=== Input records ===
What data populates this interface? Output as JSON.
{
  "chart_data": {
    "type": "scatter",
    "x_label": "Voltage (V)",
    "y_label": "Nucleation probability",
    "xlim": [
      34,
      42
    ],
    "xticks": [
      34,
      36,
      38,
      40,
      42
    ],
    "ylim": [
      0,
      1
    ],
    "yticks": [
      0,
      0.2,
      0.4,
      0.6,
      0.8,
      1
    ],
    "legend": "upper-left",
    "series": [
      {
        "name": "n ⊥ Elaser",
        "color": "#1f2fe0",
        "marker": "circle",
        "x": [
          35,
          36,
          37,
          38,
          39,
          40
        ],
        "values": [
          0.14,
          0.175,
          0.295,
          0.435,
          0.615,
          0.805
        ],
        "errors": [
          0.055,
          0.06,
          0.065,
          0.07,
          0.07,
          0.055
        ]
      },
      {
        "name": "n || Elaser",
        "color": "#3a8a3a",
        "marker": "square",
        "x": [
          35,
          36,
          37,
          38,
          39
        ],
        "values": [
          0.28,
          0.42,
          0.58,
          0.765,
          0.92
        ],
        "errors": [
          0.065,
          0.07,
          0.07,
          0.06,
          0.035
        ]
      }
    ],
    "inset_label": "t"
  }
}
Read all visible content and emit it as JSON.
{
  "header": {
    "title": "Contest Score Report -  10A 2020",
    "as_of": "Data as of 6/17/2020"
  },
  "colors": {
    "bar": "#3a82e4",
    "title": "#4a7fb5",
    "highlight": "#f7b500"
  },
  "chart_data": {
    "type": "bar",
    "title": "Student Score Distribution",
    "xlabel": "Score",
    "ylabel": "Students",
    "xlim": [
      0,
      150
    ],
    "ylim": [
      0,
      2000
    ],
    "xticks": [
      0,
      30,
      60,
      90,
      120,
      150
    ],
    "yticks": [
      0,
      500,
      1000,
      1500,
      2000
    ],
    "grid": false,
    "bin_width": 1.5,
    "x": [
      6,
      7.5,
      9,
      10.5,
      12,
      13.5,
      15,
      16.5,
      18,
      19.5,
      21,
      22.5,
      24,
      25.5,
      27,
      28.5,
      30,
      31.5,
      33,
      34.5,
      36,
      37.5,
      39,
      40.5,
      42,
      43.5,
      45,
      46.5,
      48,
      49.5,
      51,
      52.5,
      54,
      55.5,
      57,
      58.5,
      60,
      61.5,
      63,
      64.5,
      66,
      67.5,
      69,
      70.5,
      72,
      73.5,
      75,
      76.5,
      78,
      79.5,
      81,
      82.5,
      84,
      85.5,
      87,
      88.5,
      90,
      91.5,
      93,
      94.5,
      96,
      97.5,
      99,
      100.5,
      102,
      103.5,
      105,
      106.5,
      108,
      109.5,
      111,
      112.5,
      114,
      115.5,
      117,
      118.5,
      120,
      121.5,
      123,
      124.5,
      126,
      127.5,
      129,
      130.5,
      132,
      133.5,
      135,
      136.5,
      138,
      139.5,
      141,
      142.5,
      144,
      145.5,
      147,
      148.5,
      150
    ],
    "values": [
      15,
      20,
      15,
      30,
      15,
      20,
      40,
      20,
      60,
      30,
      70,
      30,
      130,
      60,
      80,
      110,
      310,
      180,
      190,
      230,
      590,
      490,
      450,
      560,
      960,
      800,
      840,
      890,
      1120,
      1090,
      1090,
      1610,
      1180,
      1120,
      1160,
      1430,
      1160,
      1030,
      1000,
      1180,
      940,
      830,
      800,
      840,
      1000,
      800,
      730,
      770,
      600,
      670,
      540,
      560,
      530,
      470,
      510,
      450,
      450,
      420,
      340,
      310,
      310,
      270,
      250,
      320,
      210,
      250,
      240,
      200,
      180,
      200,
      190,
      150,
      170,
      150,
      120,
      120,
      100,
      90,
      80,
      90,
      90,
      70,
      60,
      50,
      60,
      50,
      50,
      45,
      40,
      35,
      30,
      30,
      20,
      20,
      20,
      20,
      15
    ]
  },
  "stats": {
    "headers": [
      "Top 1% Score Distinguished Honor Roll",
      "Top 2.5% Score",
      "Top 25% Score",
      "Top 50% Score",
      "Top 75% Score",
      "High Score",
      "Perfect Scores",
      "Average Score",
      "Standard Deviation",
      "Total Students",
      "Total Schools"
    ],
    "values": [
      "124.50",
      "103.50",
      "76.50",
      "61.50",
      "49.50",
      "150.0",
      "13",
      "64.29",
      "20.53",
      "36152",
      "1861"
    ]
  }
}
===
## [Instructions to follow]
Extract all lines as given.

## [Exercise result]
What data populates this interface? Output as JSON.
{
  "chart_data": {
    "type": "scatter",
    "x_label": "Voltage (V)",
    "y_label": "Nucleation probability",
    "xlim": [
      34,
      42
    ],
    "xticks": [
      34,
      36,
      38,
      40,
      42
    ],
    "ylim": [
      0,
      1
    ],
    "yticks": [
      0,
      0.2,
      0.4,
      0.6,
      0.8,
      1
    ],
    "legend": "upper-left",
    "series": [
      {
        "name": "n ⊥ Elaser",
        "color": "#1f2fe0",
        "marker": "circle",
        "x": [
          35,
          36,
          37,
          38,
          39,
          40
        ],
        "values": [
          0.14,
          0.175,
          0.295,
          0.435,
          0.615,
          0.805
        ],
        "errors": [
          0.055,
          0.06,
          0.065,
          0.07,
          0.07,
          0.055
        ]
      },
      {
        "name": "n || Elaser",
        "color": "#3a8a3a",
        "marker": "square",
        "x": [
          35,
          36,
          37,
          38,
          39
        ],
        "values": [
          0.28,
          0.42,
          0.58,
          0.765,
          0.92
        ],
        "errors": [
          0.065,
          0.07,
          0.07,
          0.06,
          0.035
        ]
      }
    ],
    "inset_label": "t"
  }
}
Read all visible content and emit it as JSON.
{
  "header": {
    "title": "Contest Score Report -  10A 2020",
    "as_of": "Data as of 6/17/2020"
  },
  "colors": {
    "bar": "#3a82e4",
    "title": "#4a7fb5",
    "highlight": "#f7b500"
  },
  "chart_data": {
    "type": "bar",
    "title": "Student Score Distribution",
    "xlabel": "Score",
    "ylabel": "Students",
    "xlim": [
      0,
      150
    ],
    "ylim": [
      0,
      2000
    ],
    "xticks": [
      0,
      30,
      60,
      90,
      120,
      150
    ],
    "yticks": [
      0,
      500,
      1000,
      1500,
      2000
    ],
    "grid": false,
    "bin_width": 1.5,
    "x": [
      6,
      7.5,
      9,
      10.5,
      12,
      13.5,
      15,
      16.5,
      18,
      19.5,
      21,
      22.5,
      24,
      25.5,
      27,
      28.5,
      30,
      31.5,
      33,
      34.5,
      36,
      37.5,
      39,
      40.5,
      42,
      43.5,
      45,
      46.5,
      48,
      49.5,
      51,
      52.5,
      54,
      55.5,
      57,
      58.5,
      60,
      61.5,
      63,
      64.5,
      66,
      67.5,
      69,
      70.5,
      72,
      73.5,
      75,
      76.5,
      78,
      79.5,
      81,
      82.5,
      84,
      85.5,
      87,
      88.5,
      90,
      91.5,
      93,
      94.5,
      96,
      97.5,
      99,
      100.5,
      102,
      103.5,
      105,
      106.5,
      108,
      109.5,
      111,
      112.5,
      114,
      115.5,
      117,
      118.5,
      120,
      121.5,
      123,
      124.5,
      126,
      127.5,
      129,
      130.5,
      132,
      133.5,
      135,
      136.5,
      138,
      139.5,
      141,
      142.5,
      144,
      145.5,
      147,
      148.5,
      150
    ],
    "values": [
      15,
      20,
      15,
      30,
      15,
      20,
      40,
      20,
      60,
      30,
      70,
      30,
      130,
      60,
      80,
      110,
      310,
      180,
      190,
      230,
      590,
      490,
      450,
      560,
      960,
      800,
      840,
      890,
      1120,
      1090,
      1090,
      1610,
      1180,
      1120,
      1160,
      1430,
      1160,
      1030,
      1000,
      1180,
      940,
      830,
      800,
      840,
      1000,
      800,
      730,
      770,
      600,
      670,
      540,
      560,
      530,
      470,
      510,
      450,
      450,
      420,
      340,
      310,
      310,
      270,
      250,
      320,
      210,
      250,
      240,
      200,
      180,
      200,
      190,
      150,
      170,
      150,
      120,
      120,
      100,
      90,
      80,
      90,
      90,
      70,
      60,
      50,
      60,
      50,
      50,
      45,
      40,
      35,
      30,
      30,
      20,
      20,
      20,
      20,
      15
    ]
  },
  "stats": {
    "headers": [
      "Top 1% Score Distinguished Honor Roll",
      "Top 2.5% Score",
      "Top 25% Score",
      "Top 50% Score",
      "Top 75% Score",
      "High Score",
      "Perfect Scores",
      "Average Score",
      "Standard Deviation",
      "Total Students",
      "Total Schools"
    ],
    "values": [
      "124.50",
      "103.50",
      "76.50",
      "61.50",
      "49.50",
      "150.0",
      "13",
      "64.29",
      "20.53",
      "36152",
      "1861"
    ]
  }
}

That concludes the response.